◆ **OBJECTIVE 1**:
Copy the listing unchanged, from the line with "red-arrow-line [341,70,456,154]" up to and including the line with "red-arrow-line [397,512,541,592]".

◆ **SUPPLIED PASSAGE**:
━━━━━━━━━━━━━━━━━━━━━━━━━━━━━━

# 7'8" Tree Man



## Blix666 (Aug 24, 2010)

So, I saw this mask on HalloweenExpress.com and I love it so much, I decided to design a costume around it for my driveway haunt this year. The mask is called Tree Witch.









I wasn't sure how to approach the rest of the costume, I decided last year that I wanted to try a stilt costume because let's face it, almost anything is scarier when it's 8' tall right? I decided to make stilts...shortly thereafter, it was brought to my attention by one of my co-workers, that another co-worker of ours used to be a plasterer and had a set, so after asking him, he agree to lend them to me for Halloween. I wanted to have feet/hands that looked like old decrepid roots so I started experimenting with Great Stuff...and I can't say how happy I am with it. It's fairly easy to work with, it's easily shapeable, and moderately cheap. For the main body of the costume, I'm going to use a standard black grim reaper robe with a ton of draping cheesecloth and mossy clumps. I'm going to have to extend it about 18" and widen it at the bottom to make it easier to walk with the stilts. I'll also fashion some sort of a sash because I thought it'd look cool if I made a bunch of those creepy lil' blair witch stick figurines to have dangling off me. I'm still in the process in coming up with an idea for a staff of some sort that'll also serve as a balance-keeping prop being that I'll be 18" off the ground. I wanted a large staff that looked like it was made of human bones, but I'm having trouble finding a relatively inexpensive method for achieving this. I started a thread in the Prop form for advice if you have any. Here's some progress pics. All are un-painted at this point because I haven't even begun shaping any of the fingers or adding joint-cracks so I can move them freely.

For the hands, I used plain mid-length cleaning gloves due to the way the Great Stuff bonds to this material they are ideal. Before I paint, I'll probably cut some ventilation holes in them to keep my hands from becoming completely sweat-logged.

FRESHLY SQUIRTED HAND:









After the back of the hand dried, I flipped them over, and added a smaller layer to the underside to give depth and to get rid of the flat bottom.

━━━━━━━━━━━━━━━━━━━━━━━━━━━━━━

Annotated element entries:
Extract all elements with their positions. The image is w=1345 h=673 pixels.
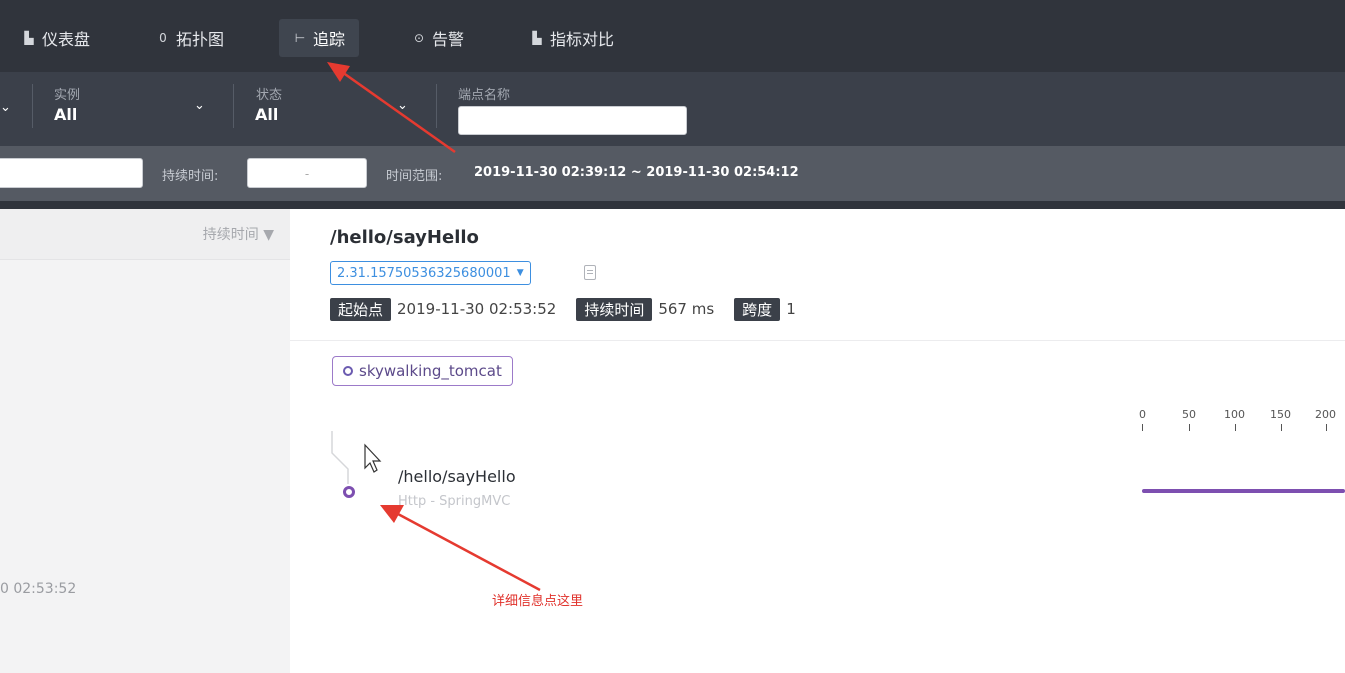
red-arrow-line [341,70,456,154]
red-arrow-head [327,62,350,82]
annotation-text: 详细信息点这里 [492,594,584,609]
annotation-overlay [327,62,541,592]
mouse-cursor-icon [364,443,382,473]
red-arrow-line [397,512,541,592]
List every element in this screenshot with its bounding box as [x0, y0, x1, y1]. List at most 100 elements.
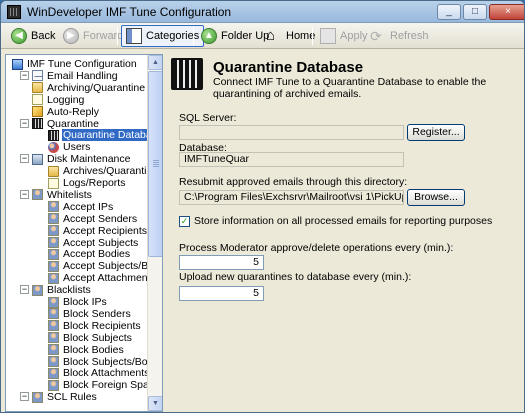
apply-label: Apply [340, 30, 368, 42]
moderator-interval-label: Process Moderator approve/delete operati… [179, 242, 454, 254]
tree-item[interactable]: Users [48, 141, 91, 153]
toolbar-separator [117, 27, 118, 45]
apply-button[interactable]: Apply [316, 25, 372, 47]
person-icon [48, 308, 59, 320]
quarantine-database-icon [171, 58, 203, 90]
tree-item[interactable]: Email Handling [32, 70, 119, 82]
tree-item[interactable]: Logging [32, 94, 85, 106]
reply-icon [32, 106, 43, 118]
title-bar[interactable]: WinDeveloper IMF Tune Configuration _ □ … [1, 1, 524, 23]
tree-expander-icon[interactable]: − [20, 118, 29, 128]
tree-item[interactable]: Block Recipients [48, 320, 142, 332]
settings-panel: Quarantine Database Connect IMF Tune to … [167, 54, 522, 412]
tree-item[interactable]: Accept Recipients [48, 225, 148, 237]
tree-item-label: Block Foreign Spam [63, 379, 158, 392]
person-icon [48, 248, 59, 260]
tree-item[interactable]: Block Subjects [48, 332, 133, 344]
person-icon [32, 391, 43, 403]
scroll-up-arrow-icon[interactable]: ▲ [148, 55, 162, 70]
home-label: Home [286, 30, 316, 42]
window-title: WinDeveloper IMF Tune Configuration [27, 5, 232, 19]
person-icon [32, 189, 43, 201]
upload-interval-input[interactable]: 5 [179, 286, 264, 301]
tree-item[interactable]: Quarantine Database [48, 129, 162, 142]
tree-item[interactable]: Disk Maintenance [32, 153, 131, 165]
tree-item[interactable]: Accept Bodies [48, 248, 131, 260]
bars-icon [32, 118, 43, 129]
disk-icon [32, 153, 43, 165]
tree-item-label: Logging [47, 93, 85, 106]
database-field: IMFTuneQuar [179, 152, 404, 167]
tree-item[interactable]: Archiving/Quarantine [32, 82, 146, 94]
person-icon [48, 272, 59, 284]
app-logo-icon [7, 5, 21, 19]
back-arrow-icon: ◀ [11, 28, 27, 44]
tree-item[interactable]: Block Attachments [48, 367, 150, 379]
tree-item-label: Block Senders [63, 307, 131, 320]
browse-button[interactable]: Browse... [407, 189, 465, 206]
store-info-label[interactable]: Store information on all processed email… [194, 215, 492, 227]
back-button[interactable]: ◀ Back [7, 25, 59, 47]
tree-item[interactable]: Accept IPs [48, 201, 114, 213]
tree-item[interactable]: Blacklists [32, 284, 92, 296]
tree-item-label: Quarantine [47, 117, 99, 130]
minimize-button[interactable]: _ [437, 4, 461, 20]
tree-expander-icon[interactable]: − [20, 70, 29, 80]
tree-item-label: IMF Tune Configuration [27, 58, 137, 70]
category-tree[interactable]: IMF Tune Configuration Email Handling − Arc… [5, 54, 163, 412]
scroll-down-arrow-icon[interactable]: ▼ [148, 396, 162, 411]
tree-expander-icon[interactable]: − [20, 189, 29, 199]
tree-item[interactable]: Block Foreign Spam [48, 379, 159, 391]
home-button[interactable]: ⌂ Home [262, 25, 319, 47]
tree-item[interactable]: Accept Subjects/Bodies [48, 260, 162, 272]
close-button[interactable]: × [489, 4, 524, 20]
archive-icon [48, 165, 59, 177]
person-icon [48, 201, 59, 213]
register-button[interactable]: Register... [407, 124, 465, 141]
store-info-checkbox[interactable]: ✓ [179, 216, 190, 227]
tree-item[interactable]: Accept Attachments [48, 272, 157, 284]
tree-item[interactable]: Block Bodies [48, 344, 125, 356]
refresh-label: Refresh [390, 30, 429, 42]
maximize-button[interactable]: □ [463, 4, 487, 20]
tree-expander-icon[interactable]: − [20, 154, 29, 164]
tree-vertical-scrollbar[interactable]: ▲ ▼ [147, 55, 162, 411]
home-icon: ⌂ [266, 27, 276, 44]
person-icon [48, 320, 59, 332]
tree-item[interactable]: Logs/Reports [48, 177, 126, 189]
person-icon [48, 225, 59, 237]
tree-item-label: Block Attachments [63, 367, 150, 380]
tree-item[interactable]: Accept Subjects [48, 237, 139, 249]
forward-arrow-icon: ▶ [63, 28, 79, 44]
tree-item[interactable]: Quarantine [32, 118, 100, 130]
tree-item-label: Block IPs [63, 296, 107, 308]
resubmit-directory-field: C:\Program Files\Exchsrvr\Mailroot\vsi 1… [179, 190, 404, 205]
tree-item[interactable]: Block IPs [48, 296, 108, 308]
tree-item[interactable]: IMF Tune Configuration [12, 58, 138, 70]
back-label: Back [31, 30, 56, 42]
tree-item[interactable]: Block Senders [48, 308, 132, 320]
moderator-interval-input[interactable]: 5 [179, 255, 264, 270]
person-icon [48, 213, 59, 225]
tree-item-label: Block Bodies [63, 343, 124, 356]
tree-expander-icon[interactable]: − [20, 285, 29, 295]
tree-item-label: Accept Bodies [63, 248, 131, 261]
toolbar-separator [312, 27, 313, 45]
bars-icon [48, 129, 59, 141]
tree-expander-icon[interactable]: − [20, 392, 29, 402]
tree-item[interactable]: Archives/Quarantine [48, 165, 159, 177]
tree-item[interactable]: Whitelists [32, 189, 93, 201]
tree-item[interactable]: Auto-Reply [32, 106, 100, 118]
refresh-button[interactable]: ⟳ Refresh [366, 25, 433, 47]
scrollbar-thumb[interactable] [148, 71, 162, 257]
person-icon [32, 284, 43, 296]
tree-item-label: SCL Rules [47, 391, 97, 404]
toolbar-separator [193, 27, 194, 45]
folder-up-icon: ▲ [201, 28, 217, 44]
root-icon [12, 58, 23, 70]
tree-item[interactable]: Accept Senders [48, 213, 138, 225]
tree-item[interactable]: SCL Rules [32, 391, 98, 403]
categories-button[interactable]: Categories [121, 25, 205, 47]
page-description: Connect IMF Tune to a Quarantine Databas… [213, 76, 487, 100]
tree-item[interactable]: Block Subjects/Bodies [48, 356, 162, 368]
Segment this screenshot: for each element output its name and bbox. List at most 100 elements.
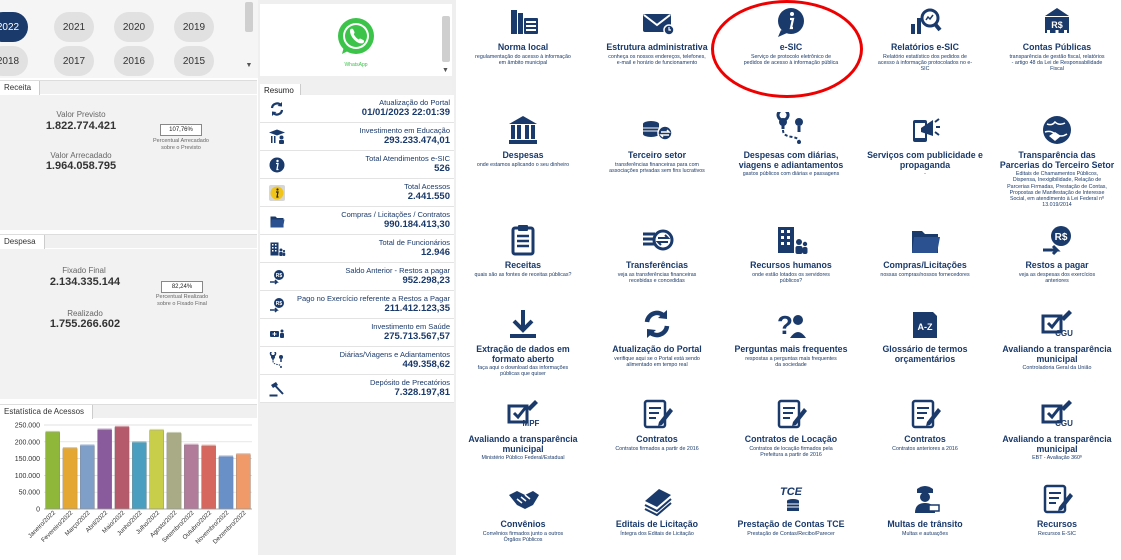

━━━━━━━━━━━━━━━━━━━━━━━━━━━━━━

◆ **OBJECTIVE 2**:
According to the tree man costume thread, what did the poster use as the base for the costume's hands?

◆ **EXERCISE RESULT 1**:
red-arrow-line [341,70,456,154]
red-arrow-head [327,62,350,82]
annotation-text: 详细信息点这里 [492,594,584,609]
annotation-overlay [327,62,541,592]
mouse-cursor-icon [364,443,382,473]
red-arrow-line [397,512,541,592]

◆ **EXERCISE RESULT 2**:
Plain mid-length cleaning gloves.